* [Task objective] Where does the word "recommended" occur in the data below? Copy each line that holds it.

-------

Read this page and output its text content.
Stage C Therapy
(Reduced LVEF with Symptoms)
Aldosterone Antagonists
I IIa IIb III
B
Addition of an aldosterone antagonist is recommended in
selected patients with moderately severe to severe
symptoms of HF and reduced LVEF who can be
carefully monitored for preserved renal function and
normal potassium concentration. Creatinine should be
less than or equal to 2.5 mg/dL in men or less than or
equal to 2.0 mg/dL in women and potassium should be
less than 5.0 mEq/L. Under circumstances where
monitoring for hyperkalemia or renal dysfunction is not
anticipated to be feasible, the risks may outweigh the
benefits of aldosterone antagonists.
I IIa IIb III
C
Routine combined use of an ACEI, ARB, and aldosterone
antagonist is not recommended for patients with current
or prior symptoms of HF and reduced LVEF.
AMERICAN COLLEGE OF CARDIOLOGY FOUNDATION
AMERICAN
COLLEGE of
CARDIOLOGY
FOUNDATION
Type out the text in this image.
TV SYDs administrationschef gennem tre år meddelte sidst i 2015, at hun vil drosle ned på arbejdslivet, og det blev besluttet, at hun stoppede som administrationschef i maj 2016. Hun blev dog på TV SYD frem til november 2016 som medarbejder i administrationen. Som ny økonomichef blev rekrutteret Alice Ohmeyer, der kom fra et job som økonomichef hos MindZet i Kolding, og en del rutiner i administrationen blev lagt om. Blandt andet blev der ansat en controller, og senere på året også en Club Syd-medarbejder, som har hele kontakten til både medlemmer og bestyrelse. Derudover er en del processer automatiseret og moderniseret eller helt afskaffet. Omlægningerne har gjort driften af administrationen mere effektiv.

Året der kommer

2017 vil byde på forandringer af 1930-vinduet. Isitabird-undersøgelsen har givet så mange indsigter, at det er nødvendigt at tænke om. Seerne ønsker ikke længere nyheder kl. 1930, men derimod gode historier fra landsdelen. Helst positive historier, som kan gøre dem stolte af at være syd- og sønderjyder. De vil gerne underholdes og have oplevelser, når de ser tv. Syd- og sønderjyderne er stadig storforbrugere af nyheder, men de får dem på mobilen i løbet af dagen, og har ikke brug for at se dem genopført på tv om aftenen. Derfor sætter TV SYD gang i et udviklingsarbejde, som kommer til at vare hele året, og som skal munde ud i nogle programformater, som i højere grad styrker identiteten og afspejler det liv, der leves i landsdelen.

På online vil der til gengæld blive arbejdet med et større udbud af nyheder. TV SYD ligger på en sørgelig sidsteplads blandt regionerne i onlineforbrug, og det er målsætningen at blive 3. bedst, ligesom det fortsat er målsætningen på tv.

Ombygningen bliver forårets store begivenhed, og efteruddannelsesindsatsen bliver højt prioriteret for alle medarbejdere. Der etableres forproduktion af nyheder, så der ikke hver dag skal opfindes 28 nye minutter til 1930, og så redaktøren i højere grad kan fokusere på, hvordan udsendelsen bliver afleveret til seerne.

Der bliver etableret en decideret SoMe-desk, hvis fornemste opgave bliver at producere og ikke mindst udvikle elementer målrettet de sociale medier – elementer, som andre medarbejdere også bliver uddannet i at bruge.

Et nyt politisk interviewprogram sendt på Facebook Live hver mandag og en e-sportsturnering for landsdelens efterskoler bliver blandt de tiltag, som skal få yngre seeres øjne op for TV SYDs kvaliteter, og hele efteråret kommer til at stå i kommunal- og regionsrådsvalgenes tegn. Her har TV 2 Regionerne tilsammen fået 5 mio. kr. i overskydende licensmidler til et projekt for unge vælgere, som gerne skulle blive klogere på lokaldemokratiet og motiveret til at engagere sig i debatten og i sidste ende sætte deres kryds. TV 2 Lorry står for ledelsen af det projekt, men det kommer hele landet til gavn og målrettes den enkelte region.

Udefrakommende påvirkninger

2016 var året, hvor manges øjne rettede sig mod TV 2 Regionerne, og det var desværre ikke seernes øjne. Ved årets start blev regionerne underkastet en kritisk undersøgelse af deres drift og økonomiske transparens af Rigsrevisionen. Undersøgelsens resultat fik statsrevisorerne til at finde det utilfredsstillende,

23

-------

* [Exercise solution]
Addition of an aldosterone antagonist is recommended in
antagonist is not recommended for patients with current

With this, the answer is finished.